Repeat each line word for word.

BEGIN SOURCE MATERIAL

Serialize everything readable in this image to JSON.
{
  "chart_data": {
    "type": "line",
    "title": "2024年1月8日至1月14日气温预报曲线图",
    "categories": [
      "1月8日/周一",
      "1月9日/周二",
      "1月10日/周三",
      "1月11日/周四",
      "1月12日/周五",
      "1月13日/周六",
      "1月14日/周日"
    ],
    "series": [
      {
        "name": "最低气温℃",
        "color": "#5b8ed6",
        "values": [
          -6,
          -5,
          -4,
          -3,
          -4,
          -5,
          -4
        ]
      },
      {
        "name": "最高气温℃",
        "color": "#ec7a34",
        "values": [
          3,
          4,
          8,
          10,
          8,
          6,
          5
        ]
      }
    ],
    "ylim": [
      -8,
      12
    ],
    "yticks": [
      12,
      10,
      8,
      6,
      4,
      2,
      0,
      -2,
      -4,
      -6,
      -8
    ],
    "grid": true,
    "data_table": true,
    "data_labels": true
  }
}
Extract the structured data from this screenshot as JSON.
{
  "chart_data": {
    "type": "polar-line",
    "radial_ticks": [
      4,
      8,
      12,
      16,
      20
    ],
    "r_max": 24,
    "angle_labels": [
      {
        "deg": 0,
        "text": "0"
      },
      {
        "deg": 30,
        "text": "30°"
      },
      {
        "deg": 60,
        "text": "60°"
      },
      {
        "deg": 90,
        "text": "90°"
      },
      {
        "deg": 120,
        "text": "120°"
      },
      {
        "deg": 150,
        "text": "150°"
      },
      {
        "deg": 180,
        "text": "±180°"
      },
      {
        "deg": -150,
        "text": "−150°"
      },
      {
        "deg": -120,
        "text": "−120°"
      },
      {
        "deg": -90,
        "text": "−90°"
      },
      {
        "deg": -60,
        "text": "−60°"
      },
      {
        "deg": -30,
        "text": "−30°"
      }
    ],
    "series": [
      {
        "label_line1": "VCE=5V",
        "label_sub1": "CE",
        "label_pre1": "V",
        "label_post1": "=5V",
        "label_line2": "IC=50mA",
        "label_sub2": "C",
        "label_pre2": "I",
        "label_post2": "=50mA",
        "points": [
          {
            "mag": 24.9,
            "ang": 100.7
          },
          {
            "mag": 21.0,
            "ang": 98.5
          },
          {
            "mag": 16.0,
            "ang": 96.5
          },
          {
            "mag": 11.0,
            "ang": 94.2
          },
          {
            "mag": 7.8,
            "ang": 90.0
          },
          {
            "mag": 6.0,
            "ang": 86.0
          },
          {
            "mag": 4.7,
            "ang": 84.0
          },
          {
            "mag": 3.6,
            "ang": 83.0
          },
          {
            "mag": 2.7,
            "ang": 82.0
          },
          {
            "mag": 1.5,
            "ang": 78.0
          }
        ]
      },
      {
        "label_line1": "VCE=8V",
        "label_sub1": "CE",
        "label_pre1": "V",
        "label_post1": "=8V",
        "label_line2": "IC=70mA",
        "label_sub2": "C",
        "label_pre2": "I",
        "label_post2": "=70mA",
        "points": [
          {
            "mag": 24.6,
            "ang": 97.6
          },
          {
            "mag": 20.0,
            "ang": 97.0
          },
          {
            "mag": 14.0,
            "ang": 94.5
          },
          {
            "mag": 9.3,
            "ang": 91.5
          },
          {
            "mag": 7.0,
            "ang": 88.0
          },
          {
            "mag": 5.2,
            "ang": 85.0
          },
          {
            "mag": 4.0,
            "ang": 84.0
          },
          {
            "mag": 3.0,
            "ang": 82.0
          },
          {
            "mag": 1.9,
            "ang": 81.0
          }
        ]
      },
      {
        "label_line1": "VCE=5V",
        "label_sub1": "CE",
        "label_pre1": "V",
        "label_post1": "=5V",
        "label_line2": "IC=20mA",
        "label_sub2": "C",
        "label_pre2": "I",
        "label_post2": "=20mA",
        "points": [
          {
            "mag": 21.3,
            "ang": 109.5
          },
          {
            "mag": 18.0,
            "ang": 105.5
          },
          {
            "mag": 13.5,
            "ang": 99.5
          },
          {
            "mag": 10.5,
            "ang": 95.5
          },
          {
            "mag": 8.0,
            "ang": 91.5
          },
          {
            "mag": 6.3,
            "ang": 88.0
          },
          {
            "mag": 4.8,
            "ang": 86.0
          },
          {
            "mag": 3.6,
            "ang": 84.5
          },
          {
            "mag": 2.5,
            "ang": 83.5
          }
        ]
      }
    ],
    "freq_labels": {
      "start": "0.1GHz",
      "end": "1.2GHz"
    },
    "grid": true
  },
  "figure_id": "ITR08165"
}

END SOURCE MATERIAL

# ANSWER FOR THIS EXERCISE:
Serialize everything readable in this image to JSON.
{
  "chart_data": {
    "type": "line",
    "title": "2024年1月8日至1月14日气温预报曲线图",
    "categories": [
      "1月8日/周一",
      "1月9日/周二",
      "1月10日/周三",
      "1月11日/周四",
      "1月12日/周五",
      "1月13日/周六",
      "1月14日/周日"
    ],
    "series": [
      {
        "name": "最低气温℃",
        "color": "#5b8ed6",
        "values": [
          -6,
          -5,
          -4,
          -3,
          -4,
          -5,
          -4
        ]
      },
      {
        "name": "最高气温℃",
        "color": "#ec7a34",
        "values": [
          3,
          4,
          8,
          10,
          8,
          6,
          5
        ]
      }
    ],
    "ylim": [
      -8,
      12
    ],
    "yticks": [
      12,
      10,
      8,
      6,
      4,
      2,
      0,
      -2,
      -4,
      -6,
      -8
    ],
    "grid": true,
    "data_table": true,
    "data_labels": true
  }
}
Extract the structured data from this screenshot as JSON.
{
  "chart_data": {
    "type": "polar-line",
    "radial_ticks": [
      4,
      8,
      12,
      16,
      20
    ],
    "r_max": 24,
    "angle_labels": [
      {
        "deg": 0,
        "text": "0"
      },
      {
        "deg": 30,
        "text": "30°"
      },
      {
        "deg": 60,
        "text": "60°"
      },
      {
        "deg": 90,
        "text": "90°"
      },
      {
        "deg": 120,
        "text": "120°"
      },
      {
        "deg": 150,
        "text": "150°"
      },
      {
        "deg": 180,
        "text": "±180°"
      },
      {
        "deg": -150,
        "text": "−150°"
      },
      {
        "deg": -120,
        "text": "−120°"
      },
      {
        "deg": -90,
        "text": "−90°"
      },
      {
        "deg": -60,
        "text": "−60°"
      },
      {
        "deg": -30,
        "text": "−30°"
      }
    ],
    "series": [
      {
        "label_line1": "VCE=5V",
        "label_sub1": "CE",
        "label_pre1": "V",
        "label_post1": "=5V",
        "label_line2": "IC=50mA",
        "label_sub2": "C",
        "label_pre2": "I",
        "label_post2": "=50mA",
        "points": [
          {
            "mag": 24.9,
            "ang": 100.7
          },
          {
            "mag": 21.0,
            "ang": 98.5
          },
          {
            "mag": 16.0,
            "ang": 96.5
          },
          {
            "mag": 11.0,
            "ang": 94.2
          },
          {
            "mag": 7.8,
            "ang": 90.0
          },
          {
            "mag": 6.0,
            "ang": 86.0
          },
          {
            "mag": 4.7,
            "ang": 84.0
          },
          {
            "mag": 3.6,
            "ang": 83.0
          },
          {
            "mag": 2.7,
            "ang": 82.0
          },
          {
            "mag": 1.5,
            "ang": 78.0
          }
        ]
      },
      {
        "label_line1": "VCE=8V",
        "label_sub1": "CE",
        "label_pre1": "V",
        "label_post1": "=8V",
        "label_line2": "IC=70mA",
        "label_sub2": "C",
        "label_pre2": "I",
        "label_post2": "=70mA",
        "points": [
          {
            "mag": 24.6,
            "ang": 97.6
          },
          {
            "mag": 20.0,
            "ang": 97.0
          },
          {
            "mag": 14.0,
            "ang": 94.5
          },
          {
            "mag": 9.3,
            "ang": 91.5
          },
          {
            "mag": 7.0,
            "ang": 88.0
          },
          {
            "mag": 5.2,
            "ang": 85.0
          },
          {
            "mag": 4.0,
            "ang": 84.0
          },
          {
            "mag": 3.0,
            "ang": 82.0
          },
          {
            "mag": 1.9,
            "ang": 81.0
          }
        ]
      },
      {
        "label_line1": "VCE=5V",
        "label_sub1": "CE",
        "label_pre1": "V",
        "label_post1": "=5V",
        "label_line2": "IC=20mA",
        "label_sub2": "C",
        "label_pre2": "I",
        "label_post2": "=20mA",
        "points": [
          {
            "mag": 21.3,
            "ang": 109.5
          },
          {
            "mag": 18.0,
            "ang": 105.5
          },
          {
            "mag": 13.5,
            "ang": 99.5
          },
          {
            "mag": 10.5,
            "ang": 95.5
          },
          {
            "mag": 8.0,
            "ang": 91.5
          },
          {
            "mag": 6.3,
            "ang": 88.0
          },
          {
            "mag": 4.8,
            "ang": 86.0
          },
          {
            "mag": 3.6,
            "ang": 84.5
          },
          {
            "mag": 2.5,
            "ang": 83.5
          }
        ]
      }
    ],
    "freq_labels": {
      "start": "0.1GHz",
      "end": "1.2GHz"
    },
    "grid": true
  },
  "figure_id": "ITR08165"
}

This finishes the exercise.